───── Listed records

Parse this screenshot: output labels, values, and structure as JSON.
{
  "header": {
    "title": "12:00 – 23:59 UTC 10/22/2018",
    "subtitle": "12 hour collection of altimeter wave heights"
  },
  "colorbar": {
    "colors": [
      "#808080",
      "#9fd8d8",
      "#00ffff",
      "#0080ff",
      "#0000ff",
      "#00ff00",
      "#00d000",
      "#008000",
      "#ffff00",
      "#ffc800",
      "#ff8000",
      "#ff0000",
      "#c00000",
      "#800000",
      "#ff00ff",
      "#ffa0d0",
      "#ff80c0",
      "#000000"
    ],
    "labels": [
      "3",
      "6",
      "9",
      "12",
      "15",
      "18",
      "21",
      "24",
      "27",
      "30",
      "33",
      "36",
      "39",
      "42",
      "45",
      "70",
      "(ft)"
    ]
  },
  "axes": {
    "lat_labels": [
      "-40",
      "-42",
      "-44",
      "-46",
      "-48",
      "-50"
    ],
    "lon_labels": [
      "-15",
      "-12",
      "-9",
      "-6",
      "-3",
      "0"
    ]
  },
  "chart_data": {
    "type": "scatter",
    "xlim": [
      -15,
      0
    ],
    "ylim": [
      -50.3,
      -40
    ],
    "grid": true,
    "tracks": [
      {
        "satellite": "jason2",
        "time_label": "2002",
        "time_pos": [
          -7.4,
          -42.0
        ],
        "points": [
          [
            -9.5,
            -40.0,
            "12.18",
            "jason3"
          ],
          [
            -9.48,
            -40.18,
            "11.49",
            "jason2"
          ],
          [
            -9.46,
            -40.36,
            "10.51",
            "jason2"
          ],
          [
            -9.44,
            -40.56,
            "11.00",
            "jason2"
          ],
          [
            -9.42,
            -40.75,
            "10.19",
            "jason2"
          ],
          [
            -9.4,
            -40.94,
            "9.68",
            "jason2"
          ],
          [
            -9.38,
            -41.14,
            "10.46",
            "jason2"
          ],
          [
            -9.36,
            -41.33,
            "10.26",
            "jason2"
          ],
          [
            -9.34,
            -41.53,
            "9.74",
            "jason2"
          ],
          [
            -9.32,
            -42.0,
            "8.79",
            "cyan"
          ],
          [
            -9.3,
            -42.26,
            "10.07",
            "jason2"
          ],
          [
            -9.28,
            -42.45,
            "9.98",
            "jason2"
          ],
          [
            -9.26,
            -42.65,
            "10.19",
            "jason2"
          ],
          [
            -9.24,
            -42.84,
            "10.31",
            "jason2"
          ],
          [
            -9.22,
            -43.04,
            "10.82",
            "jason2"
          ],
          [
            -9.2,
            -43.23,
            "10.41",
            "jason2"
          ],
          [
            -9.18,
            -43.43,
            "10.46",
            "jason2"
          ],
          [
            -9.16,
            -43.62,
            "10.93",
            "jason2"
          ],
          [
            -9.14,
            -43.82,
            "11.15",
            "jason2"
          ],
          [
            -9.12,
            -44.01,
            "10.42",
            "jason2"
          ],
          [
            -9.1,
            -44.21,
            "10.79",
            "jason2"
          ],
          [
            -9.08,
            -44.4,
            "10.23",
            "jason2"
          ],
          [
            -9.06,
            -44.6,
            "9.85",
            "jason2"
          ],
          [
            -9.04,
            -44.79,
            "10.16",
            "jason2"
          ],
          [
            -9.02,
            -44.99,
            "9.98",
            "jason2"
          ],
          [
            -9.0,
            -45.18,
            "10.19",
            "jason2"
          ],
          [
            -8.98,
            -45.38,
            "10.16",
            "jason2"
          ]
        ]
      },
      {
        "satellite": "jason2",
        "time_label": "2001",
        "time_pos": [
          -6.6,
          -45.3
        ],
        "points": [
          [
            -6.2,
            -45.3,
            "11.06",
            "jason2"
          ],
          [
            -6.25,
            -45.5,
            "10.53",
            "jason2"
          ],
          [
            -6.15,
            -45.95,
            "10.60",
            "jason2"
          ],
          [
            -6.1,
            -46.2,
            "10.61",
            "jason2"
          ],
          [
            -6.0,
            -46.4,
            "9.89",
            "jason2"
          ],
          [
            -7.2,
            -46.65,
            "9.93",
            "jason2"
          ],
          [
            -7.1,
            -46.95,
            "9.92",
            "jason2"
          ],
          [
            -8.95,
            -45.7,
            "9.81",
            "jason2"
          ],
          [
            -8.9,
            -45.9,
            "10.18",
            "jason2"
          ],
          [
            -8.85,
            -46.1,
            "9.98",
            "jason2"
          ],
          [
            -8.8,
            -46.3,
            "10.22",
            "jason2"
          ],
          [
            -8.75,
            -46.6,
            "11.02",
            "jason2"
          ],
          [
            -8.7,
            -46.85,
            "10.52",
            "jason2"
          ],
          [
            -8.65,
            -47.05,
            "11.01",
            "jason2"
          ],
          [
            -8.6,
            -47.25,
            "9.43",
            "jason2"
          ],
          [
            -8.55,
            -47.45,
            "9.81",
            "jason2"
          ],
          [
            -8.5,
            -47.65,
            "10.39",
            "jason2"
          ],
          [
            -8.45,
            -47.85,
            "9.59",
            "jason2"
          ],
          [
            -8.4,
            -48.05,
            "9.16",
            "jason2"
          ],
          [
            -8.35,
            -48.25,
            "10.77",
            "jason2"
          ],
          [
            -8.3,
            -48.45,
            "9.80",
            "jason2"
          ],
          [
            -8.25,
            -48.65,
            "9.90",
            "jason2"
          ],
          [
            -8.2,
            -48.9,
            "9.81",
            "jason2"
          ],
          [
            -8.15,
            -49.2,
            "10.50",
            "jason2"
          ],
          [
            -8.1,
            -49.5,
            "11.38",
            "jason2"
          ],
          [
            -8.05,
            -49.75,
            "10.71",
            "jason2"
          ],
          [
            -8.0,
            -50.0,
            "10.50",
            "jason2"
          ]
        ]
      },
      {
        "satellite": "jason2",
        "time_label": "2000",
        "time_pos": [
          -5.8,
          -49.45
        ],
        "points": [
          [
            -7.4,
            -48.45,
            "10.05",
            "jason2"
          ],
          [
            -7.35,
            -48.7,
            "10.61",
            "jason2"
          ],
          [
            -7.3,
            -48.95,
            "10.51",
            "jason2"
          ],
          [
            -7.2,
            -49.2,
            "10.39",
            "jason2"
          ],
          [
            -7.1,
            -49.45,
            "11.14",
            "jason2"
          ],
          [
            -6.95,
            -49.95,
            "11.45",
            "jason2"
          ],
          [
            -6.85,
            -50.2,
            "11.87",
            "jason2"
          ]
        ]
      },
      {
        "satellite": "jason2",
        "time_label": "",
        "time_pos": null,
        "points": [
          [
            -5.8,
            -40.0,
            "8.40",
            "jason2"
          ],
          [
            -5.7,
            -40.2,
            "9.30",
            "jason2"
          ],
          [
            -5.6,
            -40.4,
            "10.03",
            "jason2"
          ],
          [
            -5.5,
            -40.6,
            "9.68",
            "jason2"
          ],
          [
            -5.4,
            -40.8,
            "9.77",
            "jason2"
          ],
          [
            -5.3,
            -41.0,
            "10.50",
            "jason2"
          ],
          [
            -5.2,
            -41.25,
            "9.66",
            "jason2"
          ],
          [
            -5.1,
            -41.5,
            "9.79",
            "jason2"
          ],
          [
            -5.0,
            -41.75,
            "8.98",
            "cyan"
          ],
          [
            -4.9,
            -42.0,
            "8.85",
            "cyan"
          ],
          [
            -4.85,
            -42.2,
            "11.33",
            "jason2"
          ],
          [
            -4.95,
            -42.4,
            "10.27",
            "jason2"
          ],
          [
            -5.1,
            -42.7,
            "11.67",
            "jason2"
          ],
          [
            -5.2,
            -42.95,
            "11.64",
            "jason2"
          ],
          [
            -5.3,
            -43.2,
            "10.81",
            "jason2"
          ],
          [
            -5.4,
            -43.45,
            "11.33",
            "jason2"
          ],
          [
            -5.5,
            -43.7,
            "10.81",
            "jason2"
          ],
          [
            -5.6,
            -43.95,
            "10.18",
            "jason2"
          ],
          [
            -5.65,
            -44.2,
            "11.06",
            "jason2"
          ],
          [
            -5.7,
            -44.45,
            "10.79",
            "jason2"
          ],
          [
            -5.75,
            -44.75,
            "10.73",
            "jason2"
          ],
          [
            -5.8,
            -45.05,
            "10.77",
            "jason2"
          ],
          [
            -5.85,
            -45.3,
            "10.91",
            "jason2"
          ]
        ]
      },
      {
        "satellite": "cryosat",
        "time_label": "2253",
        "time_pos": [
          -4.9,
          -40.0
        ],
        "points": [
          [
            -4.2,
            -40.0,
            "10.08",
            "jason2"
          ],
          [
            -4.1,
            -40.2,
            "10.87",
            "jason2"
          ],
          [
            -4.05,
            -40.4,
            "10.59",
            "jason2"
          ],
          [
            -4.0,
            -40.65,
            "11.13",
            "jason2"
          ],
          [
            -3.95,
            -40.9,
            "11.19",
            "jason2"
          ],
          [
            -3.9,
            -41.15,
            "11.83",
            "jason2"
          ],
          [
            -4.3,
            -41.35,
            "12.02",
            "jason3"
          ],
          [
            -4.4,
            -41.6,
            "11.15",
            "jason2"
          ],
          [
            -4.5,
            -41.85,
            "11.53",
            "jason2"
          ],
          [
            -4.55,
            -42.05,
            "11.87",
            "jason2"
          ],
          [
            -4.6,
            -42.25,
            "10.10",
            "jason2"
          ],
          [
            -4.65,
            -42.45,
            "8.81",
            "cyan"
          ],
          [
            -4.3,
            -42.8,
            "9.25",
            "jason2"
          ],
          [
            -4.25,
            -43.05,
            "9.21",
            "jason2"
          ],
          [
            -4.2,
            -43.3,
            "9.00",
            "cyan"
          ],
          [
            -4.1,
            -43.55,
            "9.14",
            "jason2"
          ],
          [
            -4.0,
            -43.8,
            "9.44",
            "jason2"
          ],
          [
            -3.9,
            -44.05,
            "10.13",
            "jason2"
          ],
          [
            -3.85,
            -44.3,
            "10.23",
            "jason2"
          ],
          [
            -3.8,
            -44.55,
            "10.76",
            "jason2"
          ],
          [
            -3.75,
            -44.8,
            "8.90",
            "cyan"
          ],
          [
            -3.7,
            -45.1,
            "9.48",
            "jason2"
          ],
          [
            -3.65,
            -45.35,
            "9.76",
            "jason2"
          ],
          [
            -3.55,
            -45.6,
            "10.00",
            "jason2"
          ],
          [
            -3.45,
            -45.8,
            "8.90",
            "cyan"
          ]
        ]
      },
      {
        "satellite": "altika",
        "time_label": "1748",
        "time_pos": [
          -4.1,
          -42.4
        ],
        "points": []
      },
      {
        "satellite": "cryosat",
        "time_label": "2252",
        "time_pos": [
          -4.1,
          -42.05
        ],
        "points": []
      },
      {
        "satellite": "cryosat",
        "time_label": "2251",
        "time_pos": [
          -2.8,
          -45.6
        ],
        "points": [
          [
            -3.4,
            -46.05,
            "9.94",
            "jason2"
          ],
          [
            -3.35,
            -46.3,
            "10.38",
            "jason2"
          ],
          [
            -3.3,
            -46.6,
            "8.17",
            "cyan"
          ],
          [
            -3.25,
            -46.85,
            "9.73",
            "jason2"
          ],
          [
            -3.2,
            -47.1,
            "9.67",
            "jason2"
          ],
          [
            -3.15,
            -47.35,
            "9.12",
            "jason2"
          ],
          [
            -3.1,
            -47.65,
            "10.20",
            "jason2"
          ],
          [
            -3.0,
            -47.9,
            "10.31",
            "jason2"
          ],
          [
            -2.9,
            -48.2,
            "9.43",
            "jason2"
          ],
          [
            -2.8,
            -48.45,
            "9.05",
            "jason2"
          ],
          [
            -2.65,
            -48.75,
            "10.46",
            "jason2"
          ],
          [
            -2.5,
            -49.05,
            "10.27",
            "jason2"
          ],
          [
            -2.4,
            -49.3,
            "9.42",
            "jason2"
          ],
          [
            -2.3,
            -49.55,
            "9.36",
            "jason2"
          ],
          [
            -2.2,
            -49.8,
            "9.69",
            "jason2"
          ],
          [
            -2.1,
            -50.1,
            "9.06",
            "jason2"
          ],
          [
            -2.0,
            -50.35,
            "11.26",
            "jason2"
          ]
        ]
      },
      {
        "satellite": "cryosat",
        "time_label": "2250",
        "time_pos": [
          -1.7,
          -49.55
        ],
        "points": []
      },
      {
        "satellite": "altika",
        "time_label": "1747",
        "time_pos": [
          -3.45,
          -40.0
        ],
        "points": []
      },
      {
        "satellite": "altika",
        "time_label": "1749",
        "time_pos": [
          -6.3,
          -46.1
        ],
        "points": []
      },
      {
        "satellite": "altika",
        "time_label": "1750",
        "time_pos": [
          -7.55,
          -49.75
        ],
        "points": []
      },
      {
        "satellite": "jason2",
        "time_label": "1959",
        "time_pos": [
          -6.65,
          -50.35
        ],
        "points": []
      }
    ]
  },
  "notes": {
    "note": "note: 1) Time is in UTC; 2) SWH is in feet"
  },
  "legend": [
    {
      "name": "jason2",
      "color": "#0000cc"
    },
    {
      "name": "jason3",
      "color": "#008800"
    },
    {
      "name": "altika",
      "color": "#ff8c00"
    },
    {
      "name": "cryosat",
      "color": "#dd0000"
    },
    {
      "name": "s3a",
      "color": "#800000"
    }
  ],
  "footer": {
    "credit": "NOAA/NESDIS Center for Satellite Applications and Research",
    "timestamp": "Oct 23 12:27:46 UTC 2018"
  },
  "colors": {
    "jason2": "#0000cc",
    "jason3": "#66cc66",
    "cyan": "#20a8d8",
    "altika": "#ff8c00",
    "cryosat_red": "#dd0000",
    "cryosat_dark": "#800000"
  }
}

──────────

| Direction |
Every line containing the string "name" must be listed.

| Result for this task |
      "name": "jason2",
      "name": "jason3",
      "name": "altika",
      "name": "cryosat",
      "name": "s3a",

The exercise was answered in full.